-- START RECORDS PROVIDED --

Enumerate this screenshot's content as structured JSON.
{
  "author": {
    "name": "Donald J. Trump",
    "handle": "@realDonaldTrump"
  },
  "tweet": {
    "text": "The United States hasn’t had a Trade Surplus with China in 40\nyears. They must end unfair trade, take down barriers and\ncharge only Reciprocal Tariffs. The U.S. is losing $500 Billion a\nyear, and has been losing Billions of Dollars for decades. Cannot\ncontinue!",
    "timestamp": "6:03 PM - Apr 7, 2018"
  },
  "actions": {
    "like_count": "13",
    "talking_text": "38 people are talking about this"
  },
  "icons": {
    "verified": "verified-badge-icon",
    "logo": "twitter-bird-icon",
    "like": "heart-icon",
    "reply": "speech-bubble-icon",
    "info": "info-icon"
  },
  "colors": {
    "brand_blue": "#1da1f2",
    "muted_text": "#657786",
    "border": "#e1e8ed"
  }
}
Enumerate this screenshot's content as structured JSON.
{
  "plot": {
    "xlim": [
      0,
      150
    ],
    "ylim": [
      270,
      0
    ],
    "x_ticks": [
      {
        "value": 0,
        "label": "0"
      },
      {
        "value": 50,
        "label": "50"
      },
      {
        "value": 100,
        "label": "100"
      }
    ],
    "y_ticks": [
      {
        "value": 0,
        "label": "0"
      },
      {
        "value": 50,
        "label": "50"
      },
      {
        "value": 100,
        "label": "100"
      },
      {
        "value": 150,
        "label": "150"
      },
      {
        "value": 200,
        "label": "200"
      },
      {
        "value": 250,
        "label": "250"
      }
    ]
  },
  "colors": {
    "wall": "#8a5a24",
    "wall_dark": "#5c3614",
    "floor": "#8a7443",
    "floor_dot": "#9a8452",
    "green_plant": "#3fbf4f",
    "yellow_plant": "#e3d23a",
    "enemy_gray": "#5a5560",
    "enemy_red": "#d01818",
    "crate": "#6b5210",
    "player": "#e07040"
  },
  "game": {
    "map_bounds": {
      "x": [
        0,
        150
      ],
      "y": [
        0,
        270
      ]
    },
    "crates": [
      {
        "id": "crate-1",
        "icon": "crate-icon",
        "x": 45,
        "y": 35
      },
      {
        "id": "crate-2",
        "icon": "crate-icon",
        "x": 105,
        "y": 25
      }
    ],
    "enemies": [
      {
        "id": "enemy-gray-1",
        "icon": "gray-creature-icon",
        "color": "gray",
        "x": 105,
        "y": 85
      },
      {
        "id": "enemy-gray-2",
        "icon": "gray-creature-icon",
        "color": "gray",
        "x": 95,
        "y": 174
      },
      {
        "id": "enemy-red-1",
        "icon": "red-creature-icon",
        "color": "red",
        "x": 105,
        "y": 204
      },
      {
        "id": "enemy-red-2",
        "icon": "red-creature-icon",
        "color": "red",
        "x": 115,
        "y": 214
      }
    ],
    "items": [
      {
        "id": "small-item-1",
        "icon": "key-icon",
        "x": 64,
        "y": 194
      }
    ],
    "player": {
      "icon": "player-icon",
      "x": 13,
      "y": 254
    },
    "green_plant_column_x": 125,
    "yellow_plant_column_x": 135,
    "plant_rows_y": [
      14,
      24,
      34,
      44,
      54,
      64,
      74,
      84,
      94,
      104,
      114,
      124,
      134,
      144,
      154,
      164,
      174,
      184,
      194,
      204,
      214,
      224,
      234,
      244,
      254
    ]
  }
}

-- END RECORDS PROVIDED --

• _REQUIRED TASK_:
From the listing above, extract all records word for word.

• _WRITTEN ANSWER_:
Enumerate this screenshot's content as structured JSON.
{
  "author": {
    "name": "Donald J. Trump",
    "handle": "@realDonaldTrump"
  },
  "tweet": {
    "text": "The United States hasn’t had a Trade Surplus with China in 40\nyears. They must end unfair trade, take down barriers and\ncharge only Reciprocal Tariffs. The U.S. is losing $500 Billion a\nyear, and has been losing Billions of Dollars for decades. Cannot\ncontinue!",
    "timestamp": "6:03 PM - Apr 7, 2018"
  },
  "actions": {
    "like_count": "13",
    "talking_text": "38 people are talking about this"
  },
  "icons": {
    "verified": "verified-badge-icon",
    "logo": "twitter-bird-icon",
    "like": "heart-icon",
    "reply": "speech-bubble-icon",
    "info": "info-icon"
  },
  "colors": {
    "brand_blue": "#1da1f2",
    "muted_text": "#657786",
    "border": "#e1e8ed"
  }
}
Enumerate this screenshot's content as structured JSON.
{
  "plot": {
    "xlim": [
      0,
      150
    ],
    "ylim": [
      270,
      0
    ],
    "x_ticks": [
      {
        "value": 0,
        "label": "0"
      },
      {
        "value": 50,
        "label": "50"
      },
      {
        "value": 100,
        "label": "100"
      }
    ],
    "y_ticks": [
      {
        "value": 0,
        "label": "0"
      },
      {
        "value": 50,
        "label": "50"
      },
      {
        "value": 100,
        "label": "100"
      },
      {
        "value": 150,
        "label": "150"
      },
      {
        "value": 200,
        "label": "200"
      },
      {
        "value": 250,
        "label": "250"
      }
    ]
  },
  "colors": {
    "wall": "#8a5a24",
    "wall_dark": "#5c3614",
    "floor": "#8a7443",
    "floor_dot": "#9a8452",
    "green_plant": "#3fbf4f",
    "yellow_plant": "#e3d23a",
    "enemy_gray": "#5a5560",
    "enemy_red": "#d01818",
    "crate": "#6b5210",
    "player": "#e07040"
  },
  "game": {
    "map_bounds": {
      "x": [
        0,
        150
      ],
      "y": [
        0,
        270
      ]
    },
    "crates": [
      {
        "id": "crate-1",
        "icon": "crate-icon",
        "x": 45,
        "y": 35
      },
      {
        "id": "crate-2",
        "icon": "crate-icon",
        "x": 105,
        "y": 25
      }
    ],
    "enemies": [
      {
        "id": "enemy-gray-1",
        "icon": "gray-creature-icon",
        "color": "gray",
        "x": 105,
        "y": 85
      },
      {
        "id": "enemy-gray-2",
        "icon": "gray-creature-icon",
        "color": "gray",
        "x": 95,
        "y": 174
      },
      {
        "id": "enemy-red-1",
        "icon": "red-creature-icon",
        "color": "red",
        "x": 105,
        "y": 204
      },
      {
        "id": "enemy-red-2",
        "icon": "red-creature-icon",
        "color": "red",
        "x": 115,
        "y": 214
      }
    ],
    "items": [
      {
        "id": "small-item-1",
        "icon": "key-icon",
        "x": 64,
        "y": 194
      }
    ],
    "player": {
      "icon": "player-icon",
      "x": 13,
      "y": 254
    },
    "green_plant_column_x": 125,
    "yellow_plant_column_x": 135,
    "plant_rows_y": [
      14,
      24,
      34,
      44,
      54,
      64,
      74,
      84,
      94,
      104,
      114,
      124,
      134,
      144,
      154,
      164,
      174,
      184,
      194,
      204,
      214,
      224,
      234,
      244,
      254
    ]
  }
}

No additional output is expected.